Data excerpts
• • • •
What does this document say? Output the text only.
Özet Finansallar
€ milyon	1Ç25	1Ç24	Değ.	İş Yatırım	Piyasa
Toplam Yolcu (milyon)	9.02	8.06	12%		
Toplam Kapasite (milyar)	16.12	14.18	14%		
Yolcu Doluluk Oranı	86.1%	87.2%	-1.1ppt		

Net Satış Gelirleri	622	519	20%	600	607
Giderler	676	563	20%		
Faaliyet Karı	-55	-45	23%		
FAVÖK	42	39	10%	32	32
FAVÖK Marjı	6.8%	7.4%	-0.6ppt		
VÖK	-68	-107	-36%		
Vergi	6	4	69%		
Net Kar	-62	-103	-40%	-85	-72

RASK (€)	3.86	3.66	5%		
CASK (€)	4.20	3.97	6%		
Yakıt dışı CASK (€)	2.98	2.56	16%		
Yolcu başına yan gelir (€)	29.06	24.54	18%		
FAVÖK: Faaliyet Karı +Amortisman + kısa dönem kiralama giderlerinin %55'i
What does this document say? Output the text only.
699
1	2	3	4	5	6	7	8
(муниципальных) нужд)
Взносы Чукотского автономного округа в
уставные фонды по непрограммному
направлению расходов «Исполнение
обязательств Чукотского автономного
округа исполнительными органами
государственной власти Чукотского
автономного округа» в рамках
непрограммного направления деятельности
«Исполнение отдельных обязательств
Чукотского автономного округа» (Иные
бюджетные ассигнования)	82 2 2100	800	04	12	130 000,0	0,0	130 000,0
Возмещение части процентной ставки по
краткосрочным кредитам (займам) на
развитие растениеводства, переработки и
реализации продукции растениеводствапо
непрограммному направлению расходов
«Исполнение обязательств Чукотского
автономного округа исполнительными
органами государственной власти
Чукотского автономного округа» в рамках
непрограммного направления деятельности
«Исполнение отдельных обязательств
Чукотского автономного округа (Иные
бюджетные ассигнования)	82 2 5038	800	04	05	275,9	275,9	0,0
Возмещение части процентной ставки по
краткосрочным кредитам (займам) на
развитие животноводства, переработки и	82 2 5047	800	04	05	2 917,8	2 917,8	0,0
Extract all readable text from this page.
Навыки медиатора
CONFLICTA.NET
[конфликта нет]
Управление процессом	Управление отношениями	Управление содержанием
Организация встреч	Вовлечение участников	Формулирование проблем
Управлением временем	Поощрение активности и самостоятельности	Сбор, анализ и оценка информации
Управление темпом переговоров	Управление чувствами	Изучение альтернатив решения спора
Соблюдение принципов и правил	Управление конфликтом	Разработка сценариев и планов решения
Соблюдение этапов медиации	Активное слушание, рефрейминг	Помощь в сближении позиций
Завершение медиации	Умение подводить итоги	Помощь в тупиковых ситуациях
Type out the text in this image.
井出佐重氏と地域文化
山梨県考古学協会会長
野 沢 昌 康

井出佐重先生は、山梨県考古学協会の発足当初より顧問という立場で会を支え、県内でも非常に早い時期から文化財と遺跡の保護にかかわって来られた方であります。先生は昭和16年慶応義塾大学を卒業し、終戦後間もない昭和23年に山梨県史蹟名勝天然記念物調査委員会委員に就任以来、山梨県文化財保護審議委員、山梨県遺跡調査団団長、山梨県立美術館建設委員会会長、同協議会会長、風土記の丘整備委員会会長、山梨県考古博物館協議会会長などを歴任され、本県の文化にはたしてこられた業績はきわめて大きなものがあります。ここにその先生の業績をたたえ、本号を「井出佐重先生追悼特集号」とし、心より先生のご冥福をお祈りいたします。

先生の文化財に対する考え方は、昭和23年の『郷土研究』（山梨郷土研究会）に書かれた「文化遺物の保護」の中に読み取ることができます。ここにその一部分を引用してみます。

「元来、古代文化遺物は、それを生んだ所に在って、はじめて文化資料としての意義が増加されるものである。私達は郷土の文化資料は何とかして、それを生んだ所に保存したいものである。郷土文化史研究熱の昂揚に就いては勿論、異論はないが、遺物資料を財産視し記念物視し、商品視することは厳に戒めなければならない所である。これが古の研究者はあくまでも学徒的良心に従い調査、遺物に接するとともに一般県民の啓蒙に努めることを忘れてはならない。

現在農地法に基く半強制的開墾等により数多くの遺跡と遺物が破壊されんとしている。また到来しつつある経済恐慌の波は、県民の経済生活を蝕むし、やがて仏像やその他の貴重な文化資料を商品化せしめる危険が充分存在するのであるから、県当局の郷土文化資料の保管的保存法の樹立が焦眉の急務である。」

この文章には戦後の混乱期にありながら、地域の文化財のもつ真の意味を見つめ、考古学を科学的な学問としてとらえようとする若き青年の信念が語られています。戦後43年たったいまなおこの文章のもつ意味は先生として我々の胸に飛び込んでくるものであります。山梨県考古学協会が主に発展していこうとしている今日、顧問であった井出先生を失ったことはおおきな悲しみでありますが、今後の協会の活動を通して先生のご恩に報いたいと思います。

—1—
• • • •
**Exercise aim:** From the entries above, extract each line containing "рамках".

**Result:**
автономного округа» в рамках
Чукотского автономного округа» в рамках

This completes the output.